==== Exercise data ====
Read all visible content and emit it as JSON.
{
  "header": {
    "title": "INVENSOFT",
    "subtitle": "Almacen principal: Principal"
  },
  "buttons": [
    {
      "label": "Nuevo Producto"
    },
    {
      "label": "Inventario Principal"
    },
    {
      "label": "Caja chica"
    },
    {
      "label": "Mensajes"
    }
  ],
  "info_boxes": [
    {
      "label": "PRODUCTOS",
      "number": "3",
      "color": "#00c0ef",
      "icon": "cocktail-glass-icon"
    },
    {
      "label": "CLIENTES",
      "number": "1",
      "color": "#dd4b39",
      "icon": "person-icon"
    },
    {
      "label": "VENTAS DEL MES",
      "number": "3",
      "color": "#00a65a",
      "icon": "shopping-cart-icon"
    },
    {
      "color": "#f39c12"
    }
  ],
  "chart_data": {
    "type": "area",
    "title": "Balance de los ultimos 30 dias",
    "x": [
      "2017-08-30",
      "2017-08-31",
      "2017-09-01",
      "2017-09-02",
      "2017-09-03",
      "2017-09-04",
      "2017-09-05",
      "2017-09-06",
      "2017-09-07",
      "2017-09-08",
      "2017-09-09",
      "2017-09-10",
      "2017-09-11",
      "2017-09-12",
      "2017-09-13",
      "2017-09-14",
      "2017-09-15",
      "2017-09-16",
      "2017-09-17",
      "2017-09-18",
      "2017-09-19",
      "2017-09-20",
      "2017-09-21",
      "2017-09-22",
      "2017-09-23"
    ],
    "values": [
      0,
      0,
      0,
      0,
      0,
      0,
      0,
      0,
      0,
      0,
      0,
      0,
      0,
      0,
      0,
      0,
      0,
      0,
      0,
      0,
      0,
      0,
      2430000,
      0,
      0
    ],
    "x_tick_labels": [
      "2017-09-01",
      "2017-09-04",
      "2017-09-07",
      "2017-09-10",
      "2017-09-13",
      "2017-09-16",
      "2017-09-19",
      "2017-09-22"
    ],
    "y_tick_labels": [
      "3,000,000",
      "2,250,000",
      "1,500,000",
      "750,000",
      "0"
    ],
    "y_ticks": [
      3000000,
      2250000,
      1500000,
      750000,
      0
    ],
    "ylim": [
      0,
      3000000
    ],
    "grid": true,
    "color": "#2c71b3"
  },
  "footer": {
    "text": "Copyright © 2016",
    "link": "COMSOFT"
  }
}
====
==== Exercise data ====
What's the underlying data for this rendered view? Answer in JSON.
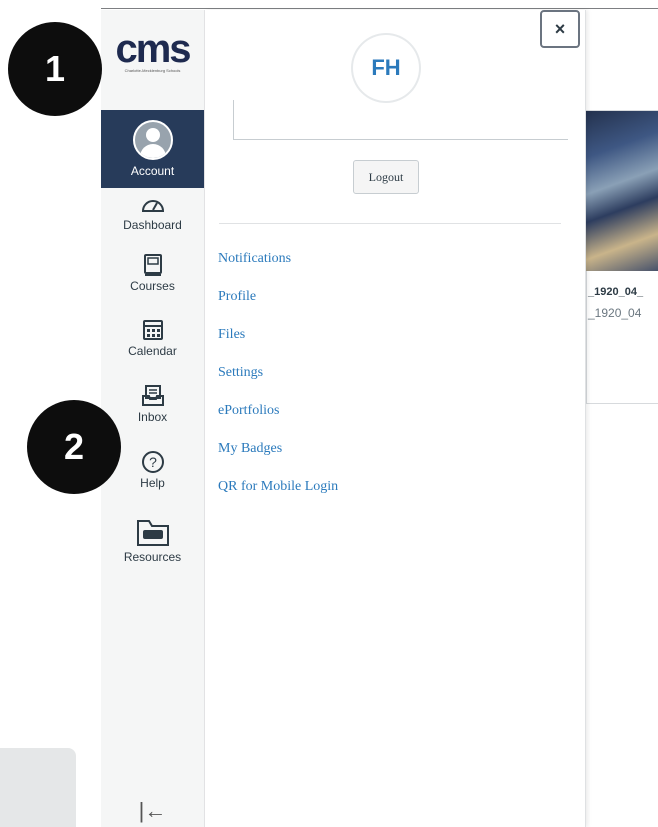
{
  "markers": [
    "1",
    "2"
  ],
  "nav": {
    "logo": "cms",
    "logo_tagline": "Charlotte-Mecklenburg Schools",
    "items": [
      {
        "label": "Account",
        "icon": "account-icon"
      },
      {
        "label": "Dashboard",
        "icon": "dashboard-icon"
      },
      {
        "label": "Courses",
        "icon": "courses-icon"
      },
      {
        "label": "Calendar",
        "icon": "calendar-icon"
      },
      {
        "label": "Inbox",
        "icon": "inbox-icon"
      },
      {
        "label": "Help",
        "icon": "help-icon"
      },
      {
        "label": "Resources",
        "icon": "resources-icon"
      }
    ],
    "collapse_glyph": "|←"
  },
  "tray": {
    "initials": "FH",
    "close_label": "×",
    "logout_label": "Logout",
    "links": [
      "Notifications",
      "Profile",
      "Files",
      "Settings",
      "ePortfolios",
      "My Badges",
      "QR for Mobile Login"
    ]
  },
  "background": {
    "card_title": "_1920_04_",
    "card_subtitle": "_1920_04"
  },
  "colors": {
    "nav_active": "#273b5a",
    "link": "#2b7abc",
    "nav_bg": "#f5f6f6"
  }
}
====
==== Exercise data ====
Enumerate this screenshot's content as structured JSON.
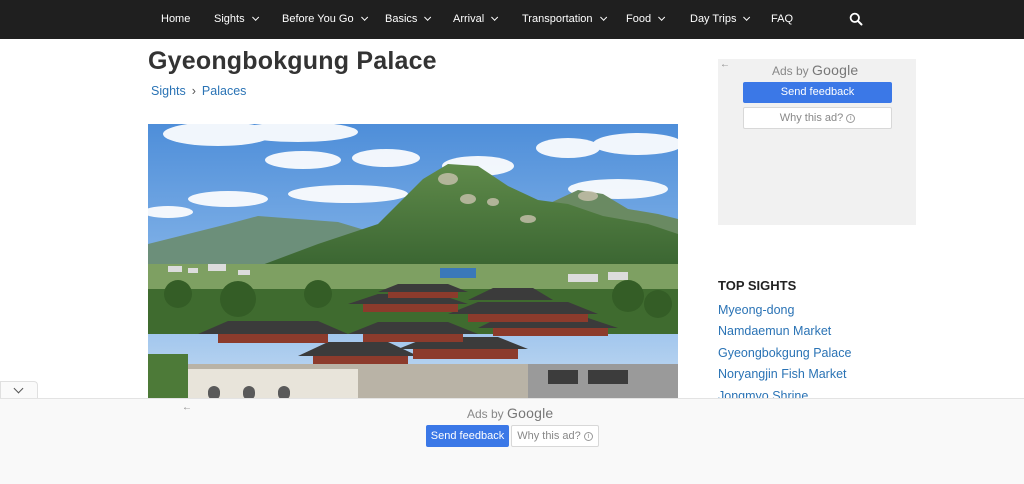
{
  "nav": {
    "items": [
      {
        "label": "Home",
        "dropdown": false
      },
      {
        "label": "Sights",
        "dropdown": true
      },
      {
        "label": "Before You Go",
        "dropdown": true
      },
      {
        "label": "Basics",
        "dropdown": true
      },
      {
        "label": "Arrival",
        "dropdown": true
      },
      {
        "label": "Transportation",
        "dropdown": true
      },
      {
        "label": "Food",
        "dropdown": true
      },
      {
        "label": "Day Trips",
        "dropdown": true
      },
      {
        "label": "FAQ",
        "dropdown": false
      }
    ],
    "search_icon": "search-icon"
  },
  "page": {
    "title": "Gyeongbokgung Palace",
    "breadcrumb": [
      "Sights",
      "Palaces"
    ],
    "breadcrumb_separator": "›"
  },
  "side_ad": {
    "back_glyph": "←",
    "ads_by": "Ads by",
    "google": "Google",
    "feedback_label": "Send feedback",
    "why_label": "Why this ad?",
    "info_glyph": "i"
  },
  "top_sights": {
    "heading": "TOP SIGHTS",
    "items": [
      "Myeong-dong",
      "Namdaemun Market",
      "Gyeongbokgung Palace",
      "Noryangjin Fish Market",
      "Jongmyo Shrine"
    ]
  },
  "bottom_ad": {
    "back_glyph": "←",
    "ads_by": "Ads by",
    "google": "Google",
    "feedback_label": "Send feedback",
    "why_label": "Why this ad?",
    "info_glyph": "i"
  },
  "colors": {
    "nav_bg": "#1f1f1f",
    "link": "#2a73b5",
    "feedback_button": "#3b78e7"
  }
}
====
» Prompt
Using the listing above, pick out each line that contains the word "Gyeongbokgung", then copy it.

» Full answer
    "title": "Gyeongbokgung Palace",
      "Gyeongbokgung Palace",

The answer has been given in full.